"""
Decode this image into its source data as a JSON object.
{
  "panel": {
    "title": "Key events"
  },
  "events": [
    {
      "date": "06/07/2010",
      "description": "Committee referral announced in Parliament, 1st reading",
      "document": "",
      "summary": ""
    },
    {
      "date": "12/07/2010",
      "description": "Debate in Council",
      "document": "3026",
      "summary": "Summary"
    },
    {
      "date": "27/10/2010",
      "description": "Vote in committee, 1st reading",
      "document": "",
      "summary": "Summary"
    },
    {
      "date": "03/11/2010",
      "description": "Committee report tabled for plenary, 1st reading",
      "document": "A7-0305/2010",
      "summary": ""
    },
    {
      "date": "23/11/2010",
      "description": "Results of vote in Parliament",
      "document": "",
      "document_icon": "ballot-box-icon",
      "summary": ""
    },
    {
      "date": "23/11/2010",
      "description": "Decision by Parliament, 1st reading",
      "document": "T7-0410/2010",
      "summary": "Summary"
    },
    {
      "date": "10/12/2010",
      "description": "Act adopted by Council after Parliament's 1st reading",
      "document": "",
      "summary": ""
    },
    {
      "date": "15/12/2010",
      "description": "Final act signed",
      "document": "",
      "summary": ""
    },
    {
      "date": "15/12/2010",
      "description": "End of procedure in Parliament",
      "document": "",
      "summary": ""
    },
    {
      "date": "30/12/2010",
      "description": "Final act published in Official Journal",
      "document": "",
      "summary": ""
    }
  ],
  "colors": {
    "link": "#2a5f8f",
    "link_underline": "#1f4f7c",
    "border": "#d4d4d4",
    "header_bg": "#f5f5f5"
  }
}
"""
"""
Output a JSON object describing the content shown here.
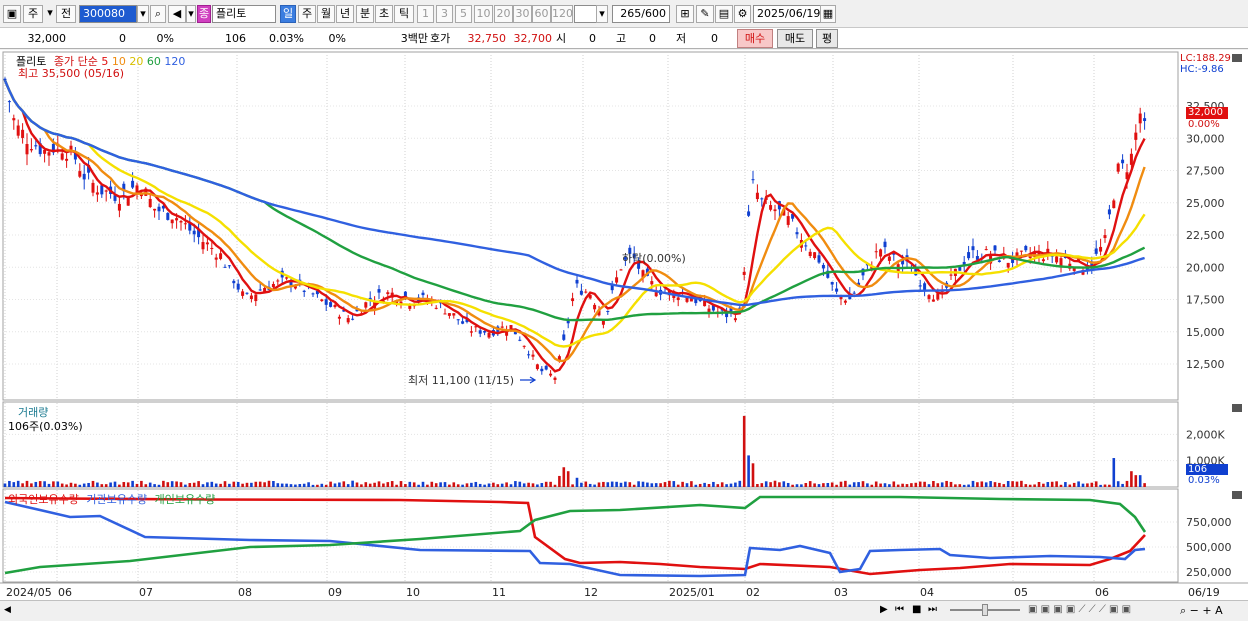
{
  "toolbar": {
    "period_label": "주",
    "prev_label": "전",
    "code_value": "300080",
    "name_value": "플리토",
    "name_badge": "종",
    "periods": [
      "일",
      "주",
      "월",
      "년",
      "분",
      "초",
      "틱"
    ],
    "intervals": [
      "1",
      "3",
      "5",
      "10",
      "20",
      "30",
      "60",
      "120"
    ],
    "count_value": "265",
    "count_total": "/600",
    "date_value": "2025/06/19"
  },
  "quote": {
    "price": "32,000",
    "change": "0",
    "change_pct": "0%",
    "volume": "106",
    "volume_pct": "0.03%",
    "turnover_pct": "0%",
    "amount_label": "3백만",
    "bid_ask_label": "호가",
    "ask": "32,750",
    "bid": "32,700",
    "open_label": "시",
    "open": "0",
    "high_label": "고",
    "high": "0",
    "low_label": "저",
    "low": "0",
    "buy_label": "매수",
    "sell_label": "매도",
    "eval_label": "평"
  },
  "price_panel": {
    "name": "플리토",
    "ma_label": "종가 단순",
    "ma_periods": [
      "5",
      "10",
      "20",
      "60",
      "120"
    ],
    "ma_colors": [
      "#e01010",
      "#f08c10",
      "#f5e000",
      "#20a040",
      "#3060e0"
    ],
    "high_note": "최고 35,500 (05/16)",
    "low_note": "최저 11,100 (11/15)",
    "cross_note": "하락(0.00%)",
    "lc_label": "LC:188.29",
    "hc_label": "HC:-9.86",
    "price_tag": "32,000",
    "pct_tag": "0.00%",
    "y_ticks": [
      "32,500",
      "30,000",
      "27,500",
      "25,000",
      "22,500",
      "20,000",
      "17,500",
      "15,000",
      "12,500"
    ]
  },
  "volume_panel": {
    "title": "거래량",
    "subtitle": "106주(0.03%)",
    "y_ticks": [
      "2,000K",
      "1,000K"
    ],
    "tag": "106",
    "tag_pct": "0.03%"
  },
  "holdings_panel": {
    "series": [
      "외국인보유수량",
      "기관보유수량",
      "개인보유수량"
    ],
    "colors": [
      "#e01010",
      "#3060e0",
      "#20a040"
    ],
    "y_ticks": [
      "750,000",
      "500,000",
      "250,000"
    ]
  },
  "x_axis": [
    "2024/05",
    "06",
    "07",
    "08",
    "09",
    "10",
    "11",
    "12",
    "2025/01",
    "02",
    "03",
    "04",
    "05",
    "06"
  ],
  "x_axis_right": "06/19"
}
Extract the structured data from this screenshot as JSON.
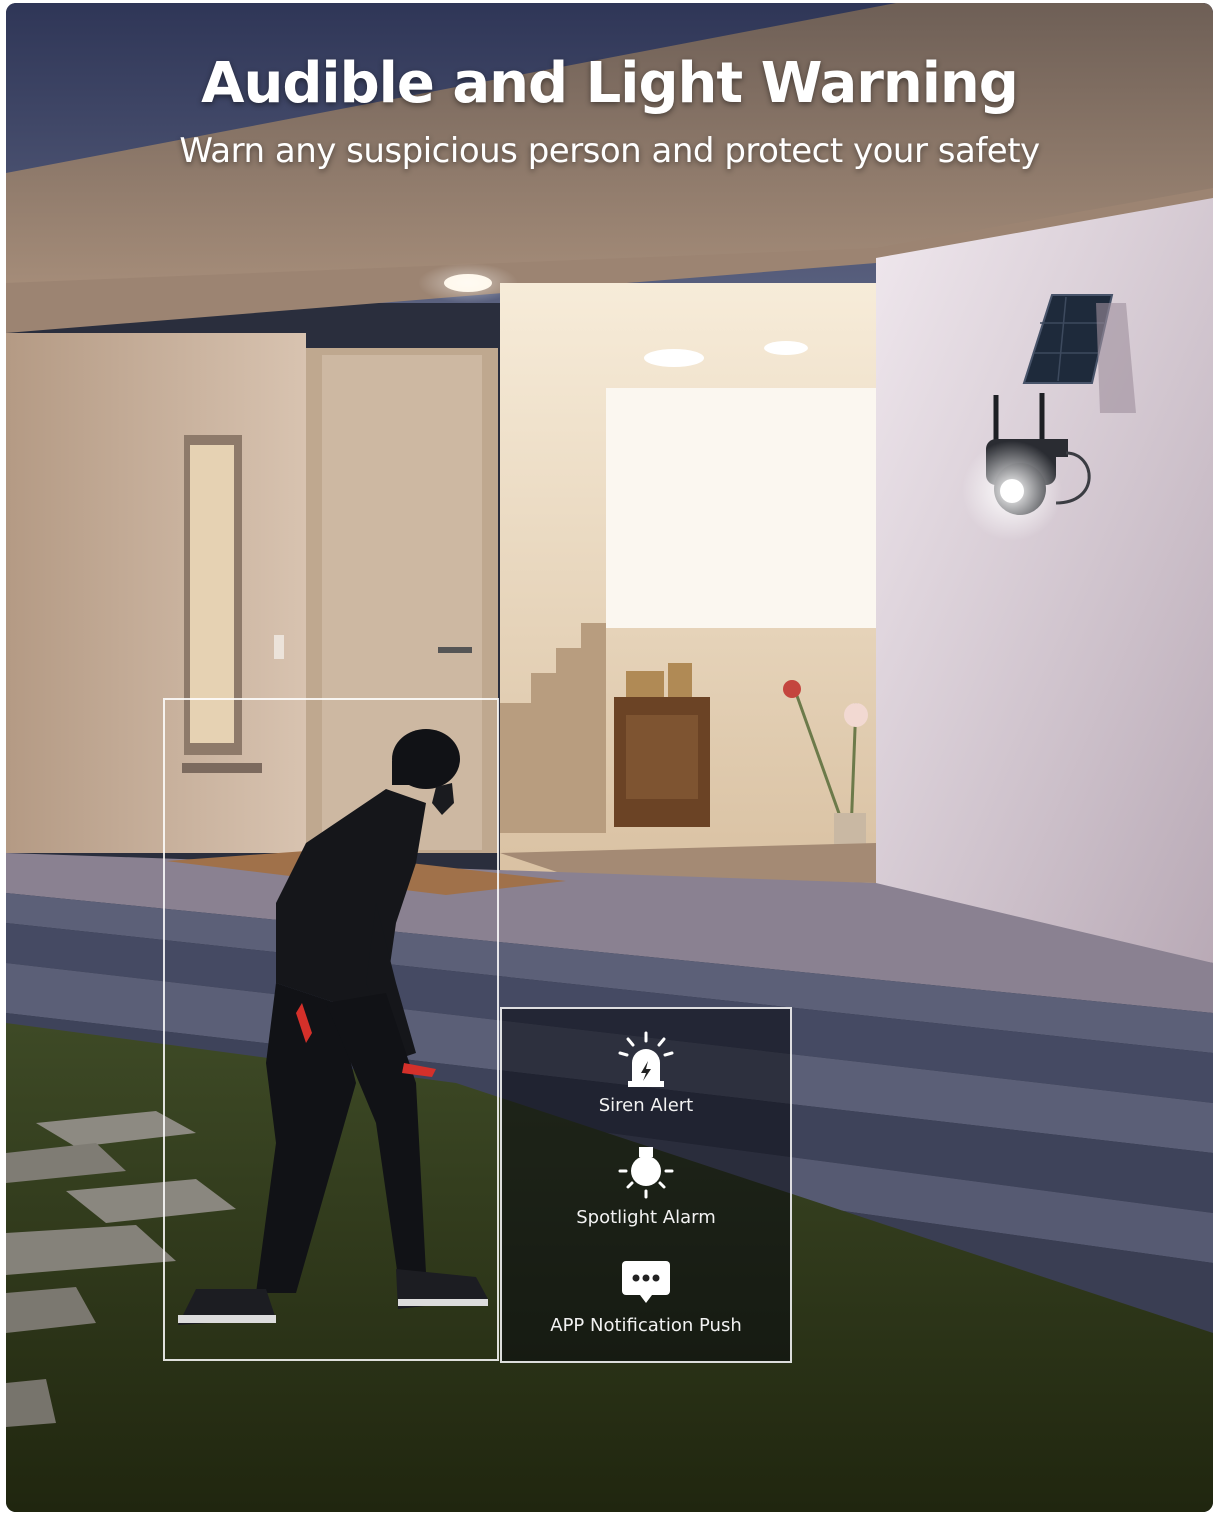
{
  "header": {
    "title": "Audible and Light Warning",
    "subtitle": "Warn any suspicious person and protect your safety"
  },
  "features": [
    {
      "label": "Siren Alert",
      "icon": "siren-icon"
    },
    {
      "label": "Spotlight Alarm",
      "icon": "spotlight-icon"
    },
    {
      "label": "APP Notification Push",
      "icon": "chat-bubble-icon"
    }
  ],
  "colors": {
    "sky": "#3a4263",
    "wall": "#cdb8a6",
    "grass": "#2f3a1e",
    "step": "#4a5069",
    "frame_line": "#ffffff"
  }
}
"""
§ **Problem details**:
Wherever the string "data" appears in the entries above, list that line.

§ **Solved problem**:
Decode this image into its source data as a JSON object.
Extract the structured data from this screenshot as JSON.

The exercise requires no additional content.